WRITTEN PROBLEM
Reproduce the Python mouse game tutorial word for word.

EXTRACTED TEXT
Code Project: Build a mouse game with Python

Code

Most modern games take thousands of man-hours to create, not to mention an army of artists and musicians, but there's still some scope for solitary hacker to write something entertaining. After all, it didn't take a team of 500 coders and a Hollywood movie-set budget to create Tetris - Alexey Pajitnov managed pretty well on his own (until various filthy capitalist running-dogs of the West ran off with his idea, of course...)

In this tutorial, you're going to learn how to make a really simple mouse game with Python. If this is the first coding tutorial you've read - and you've certainly never written a line of Python code before - you'll be pleasantly surprised by how easy it is to understand; Python code is famous throughout the programming world for being very much self-explanatory.

If you're already familiar with other programming languages such as C or PHP, you'll applaud Python's simplicity. For instance, code blocks are marked by indentation rather than curly braces - see this program:

def saystuff(somestring):
    print "String passed: ", somestring

saystuff("Wowzers")

If you're new to Python, make sure that you have the language installed (most distros install it by default, but otherwise it will be available in your distro's package manager). Enter the above code into a text editor and save it as test.py in your home directory. Then fire up a terminal and enter:

python test.py

All being well, Python will interpret the code and spit out a line of text. Our sample program here merely sets up a subroutine called saystuff, which prints whatever text string is passed to it. You can see that the code of the subroutine is indented with a tab.

Execution proper begins with the first call to saystuff, which passes the string Wowzers to be printed. It's as easy as that - you're almost ready to get coding.

ENTRIES PROVIDED
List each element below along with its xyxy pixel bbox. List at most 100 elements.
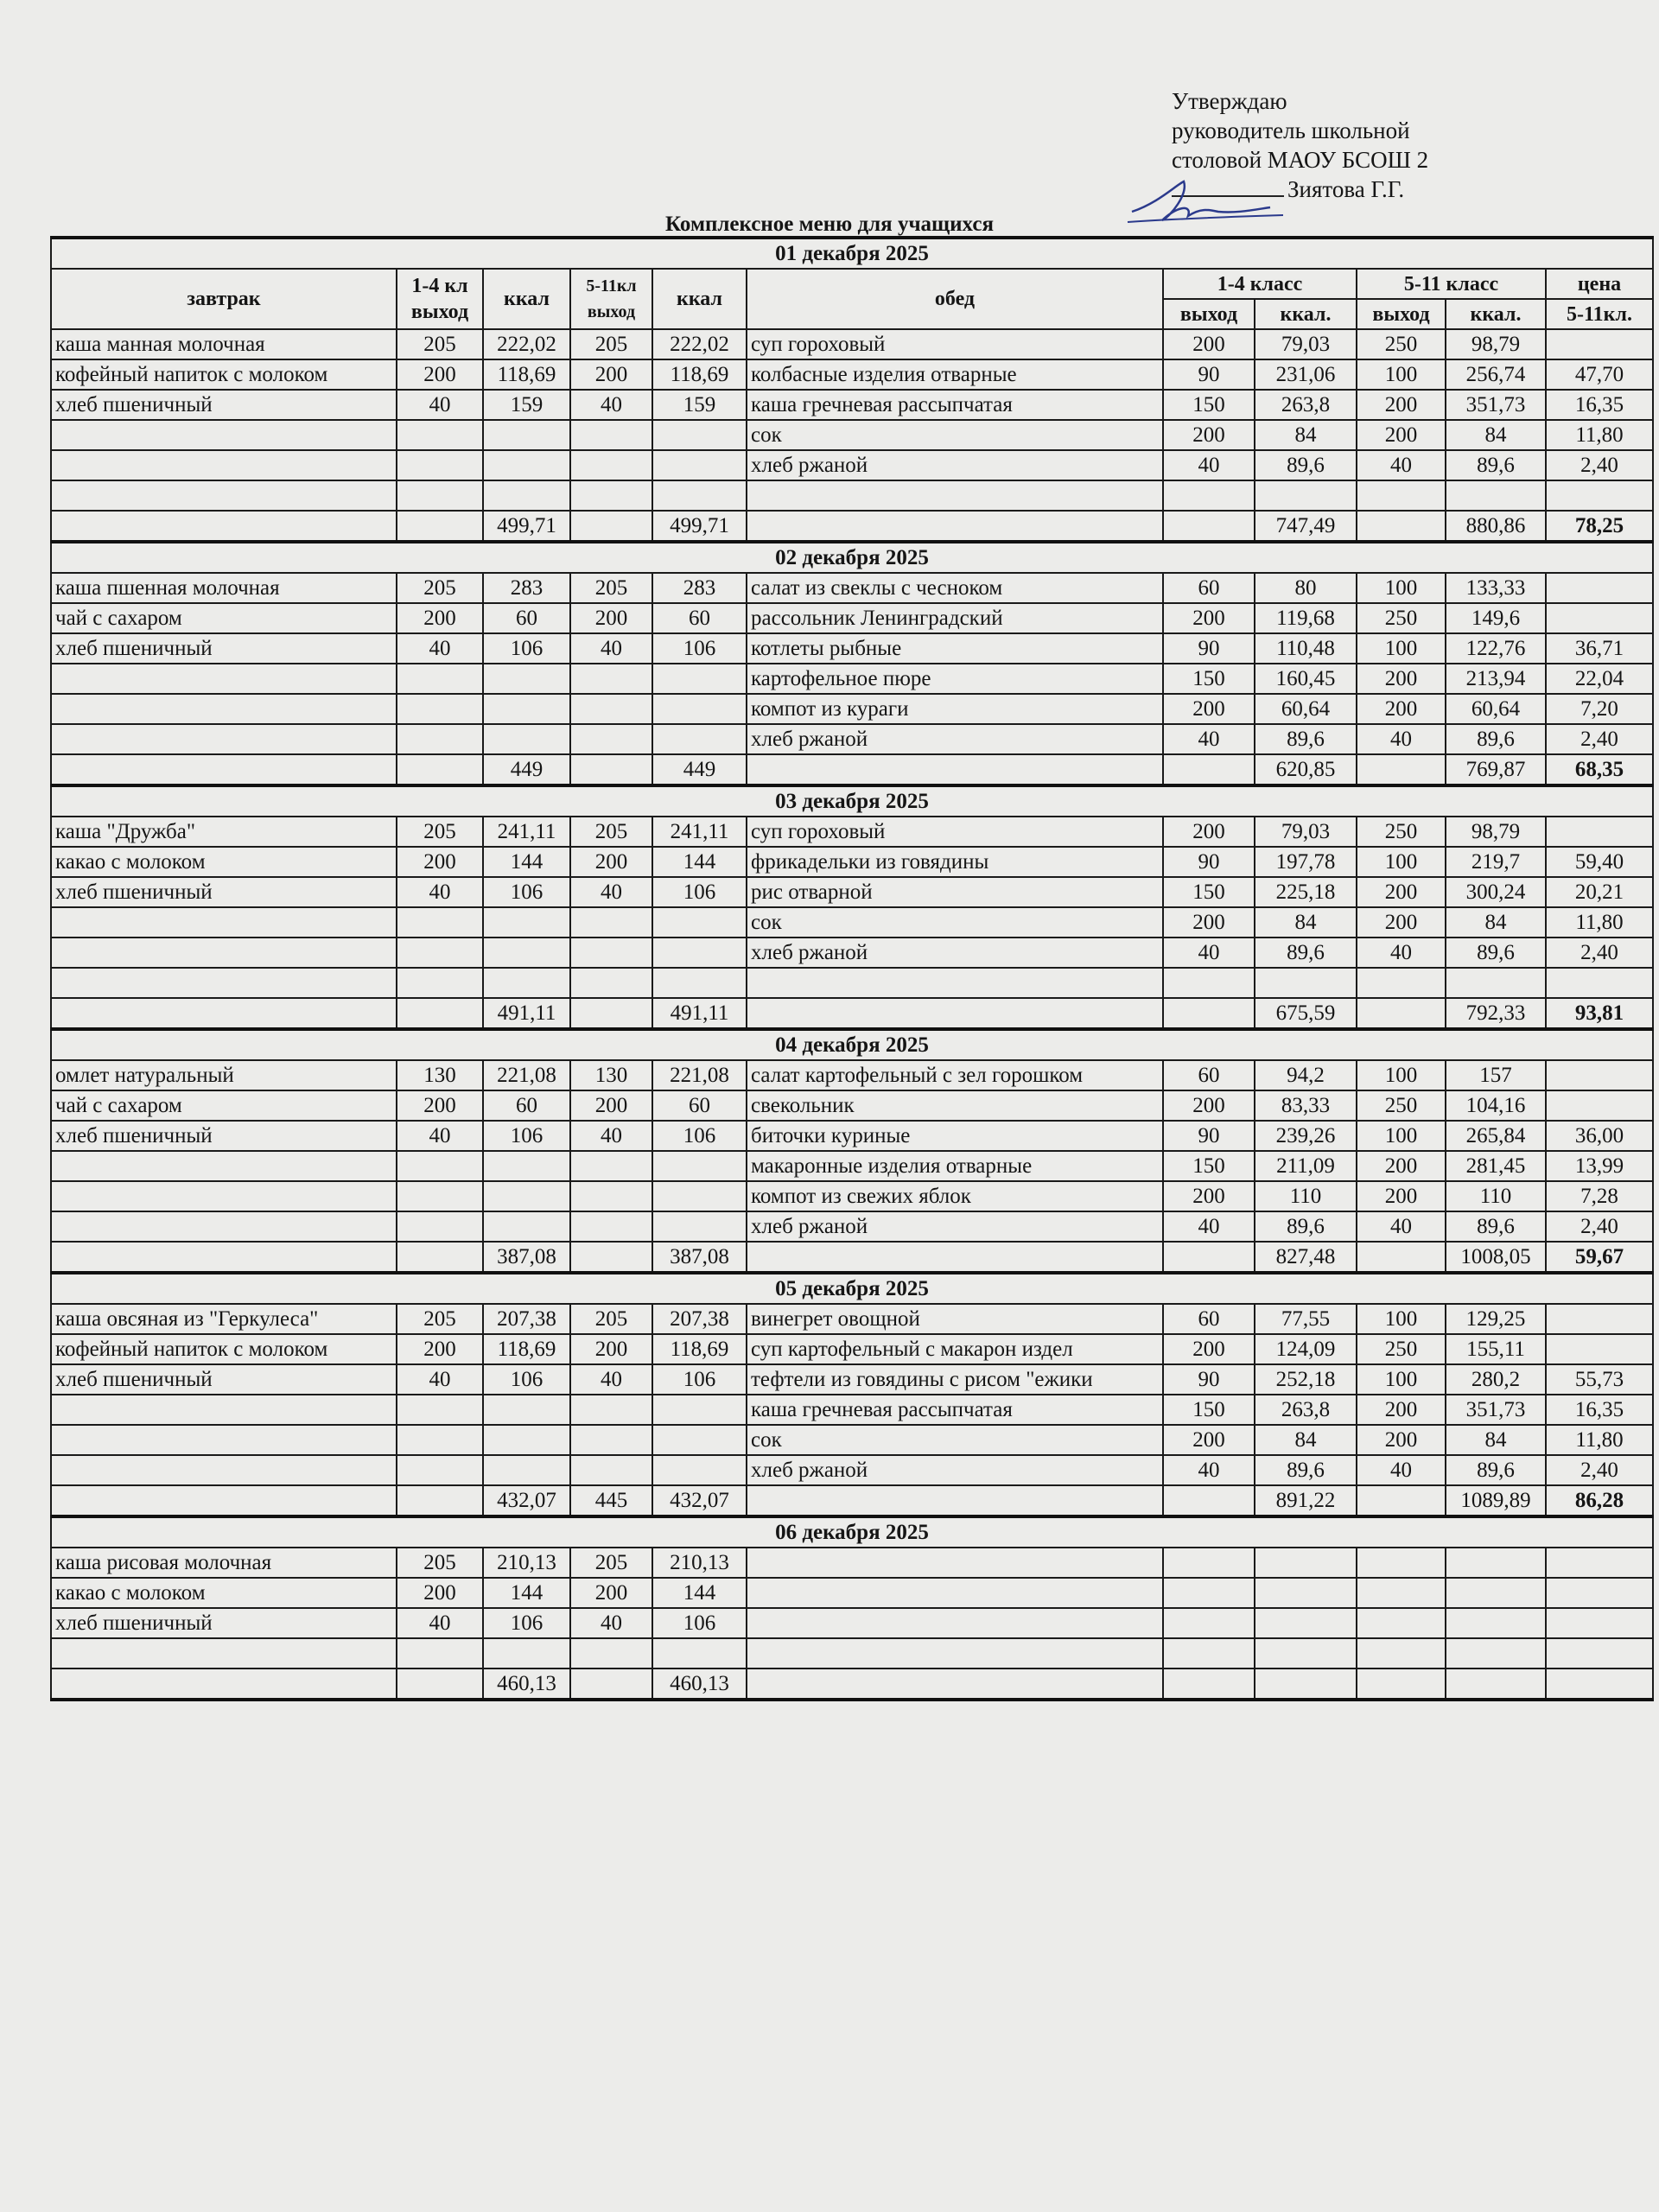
breakfast-dish [50, 693, 397, 725]
breakfast-dish [50, 1211, 397, 1243]
lunch-price [1544, 1059, 1655, 1091]
breakfast-dish [50, 480, 397, 512]
total-row: 449 449 620,85 769,87 68,35 [50, 753, 1655, 787]
breakfast-kcal511: 60 [652, 1090, 747, 1122]
lunch-out511: 200 [1356, 906, 1446, 938]
lunch-out14: 150 [1162, 876, 1255, 908]
breakfast-out14 [396, 1180, 484, 1212]
breakfast-out14 [396, 937, 484, 969]
breakfast-out511: 200 [569, 359, 653, 391]
approval-block: Утверждаю руководитель школьной столовой… [1172, 86, 1428, 204]
breakfast-out14: 40 [396, 876, 484, 908]
breakfast-out14: 40 [396, 1120, 484, 1152]
breakfast-out14 [396, 663, 484, 695]
breakfast-out511: 40 [569, 876, 653, 908]
lunch-kcal14: 211,09 [1254, 1150, 1357, 1182]
lunch-kcal511: 280,2 [1445, 1363, 1547, 1395]
breakfast-total-kcal-5-11: 449 [652, 753, 747, 787]
total-blank [396, 510, 484, 543]
menu-row: каша рисовая молочная 205 210,13 205 210,13 [50, 1547, 1655, 1579]
breakfast-out511: 130 [569, 1059, 653, 1091]
breakfast-kcal511: 106 [652, 632, 747, 664]
breakfast-kcal511 [652, 1394, 747, 1426]
total-blank [396, 1484, 484, 1518]
breakfast-kcal14: 144 [482, 846, 571, 878]
lunch-kcal14: 79,03 [1254, 328, 1357, 360]
lunch-out14: 200 [1162, 1090, 1255, 1122]
approver-name: Зиятова Г.Г. [1287, 176, 1405, 202]
lunch-out14: 60 [1162, 1059, 1255, 1091]
lunch-total-kcal-1-4: 675,59 [1254, 997, 1357, 1031]
total-blank [1356, 997, 1446, 1031]
breakfast-kcal14: 144 [482, 1577, 571, 1609]
header-kcal: ккал. [1445, 298, 1547, 330]
breakfast-total-out-5-11 [569, 753, 653, 787]
breakfast-total-kcal-1-4: 449 [482, 753, 571, 787]
breakfast-kcal511 [652, 1150, 747, 1182]
breakfast-out511 [569, 693, 653, 725]
menu-row: какао с молоком 200 144 200 144 [50, 1577, 1655, 1609]
lunch-out511: 200 [1356, 1424, 1446, 1456]
lunch-total-price: 86,28 [1544, 1484, 1655, 1518]
lunch-out14: 90 [1162, 1363, 1255, 1395]
breakfast-total-out-5-11 [569, 1241, 653, 1274]
lunch-out14: 150 [1162, 389, 1255, 421]
breakfast-kcal511 [652, 1211, 747, 1243]
breakfast-out14 [396, 1150, 484, 1182]
total-blank [1356, 510, 1446, 543]
header-row: выход ккал. выход ккал. 5-11кл. [51, 298, 1655, 330]
lunch-out14: 40 [1162, 723, 1255, 755]
breakfast-out14 [396, 723, 484, 755]
breakfast-dish: хлеб пшеничный [50, 1363, 397, 1395]
header-kcal-1-4: ккал [482, 268, 571, 330]
breakfast-kcal511: 60 [652, 602, 747, 634]
lunch-out511: 40 [1356, 1211, 1446, 1243]
date-row: 03 декабря 2025 [49, 784, 1655, 817]
breakfast-kcal14 [482, 693, 571, 725]
menu-row: хлеб пшеничный 40 159 40 159 каша гречневая р… [50, 389, 1655, 421]
breakfast-dish: хлеб пшеничный [50, 1607, 397, 1639]
breakfast-out511 [569, 449, 653, 481]
lunch-kcal14: 124,09 [1254, 1333, 1357, 1365]
lunch-out511: 250 [1356, 328, 1446, 360]
handwritten-signature [1127, 180, 1284, 223]
lunch-kcal14 [1254, 480, 1357, 512]
lunch-kcal14: 110 [1254, 1180, 1357, 1212]
header-out-5-11: 5-11кл выход [569, 268, 653, 330]
lunch-dish: колбасные изделия отварные [746, 359, 1164, 391]
breakfast-out14: 40 [396, 1363, 484, 1395]
breakfast-out14: 40 [396, 389, 484, 421]
lunch-kcal14: 83,33 [1254, 1090, 1357, 1122]
menu-row: чай с сахаром 200 60 200 60 рассольник Ленинг… [50, 602, 1655, 634]
lunch-out511: 40 [1356, 723, 1446, 755]
header-text: 5-11кл [586, 276, 637, 296]
lunch-out14: 40 [1162, 449, 1255, 481]
lunch-dish: салат картофельный с зел горошком [746, 1059, 1164, 1091]
breakfast-out511 [569, 1394, 653, 1426]
breakfast-out14: 205 [396, 572, 484, 604]
lunch-total-kcal-1-4: 827,48 [1254, 1241, 1357, 1274]
lunch-kcal14 [1254, 1547, 1357, 1579]
breakfast-kcal14: 118,69 [482, 359, 571, 391]
breakfast-out511: 205 [569, 816, 653, 848]
lunch-kcal14: 79,03 [1254, 816, 1357, 848]
lunch-kcal511 [1445, 1577, 1547, 1609]
breakfast-kcal14 [482, 1637, 571, 1669]
lunch-kcal511: 351,73 [1445, 1394, 1547, 1426]
breakfast-kcal511: 283 [652, 572, 747, 604]
lunch-kcal14: 160,45 [1254, 663, 1357, 695]
lunch-dish: компот из свежих яблок [746, 1180, 1164, 1212]
lunch-out511: 200 [1356, 693, 1446, 725]
lunch-price [1544, 816, 1655, 848]
breakfast-out511 [569, 663, 653, 695]
total-blank [1162, 510, 1255, 543]
breakfast-out14 [396, 449, 484, 481]
breakfast-out511: 40 [569, 1120, 653, 1152]
lunch-dish: сок [746, 1424, 1164, 1456]
total-blank [1356, 1241, 1446, 1274]
breakfast-kcal14 [482, 723, 571, 755]
breakfast-out511 [569, 1211, 653, 1243]
lunch-kcal14: 263,8 [1254, 1394, 1357, 1426]
breakfast-kcal14: 159 [482, 389, 571, 421]
date-row: 01 декабря 2025 [49, 236, 1655, 270]
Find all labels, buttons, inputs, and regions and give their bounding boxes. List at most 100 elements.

WRITTEN ANSWER
Code Project: Build a mouse game with Python

Code

Most modern games take thousands of man-hours to create, not to mention an army of artists and musicians, but there's still some scope for solitary hacker to write something entertaining. After all, it didn't take a team of 500 coders and a Hollywood movie-set budget to create Tetris - Alexey Pajitnov managed pretty well on his own (until various filthy capitalist running-dogs of the West ran off with his idea, of course...)

In this tutorial, you're going to learn how to make a really simple mouse game with Python. If this is the first coding tutorial you've read - and you've certainly never written a line of Python code before - you'll be pleasantly surprised by how easy it is to understand; Python code is famous throughout the programming world for being very much self-explanatory.

If you're already familiar with other programming languages such as C or PHP, you'll applaud Python's simplicity. For instance, code blocks are marked by indentation rather than curly braces - see this program:

def saystuff(somestring):
    print "String passed: ", somestring

saystuff("Wowzers")

If you're new to Python, make sure that you have the language installed (most distros install it by default, but otherwise it will be available in your distro's package manager). Enter the above code into a text editor and save it as test.py in your home directory. Then fire up a terminal and enter:

python test.py

All being well, Python will interpret the code and spit out a line of text. Our sample program here merely sets up a subroutine called saystuff, which prints whatever text string is passed to it. You can see that the code of the subroutine is indented with a tab.

Execution proper begins with the first call to saystuff, which passes the string Wowzers to be printed. It's as easy as that - you're almost ready to get coding.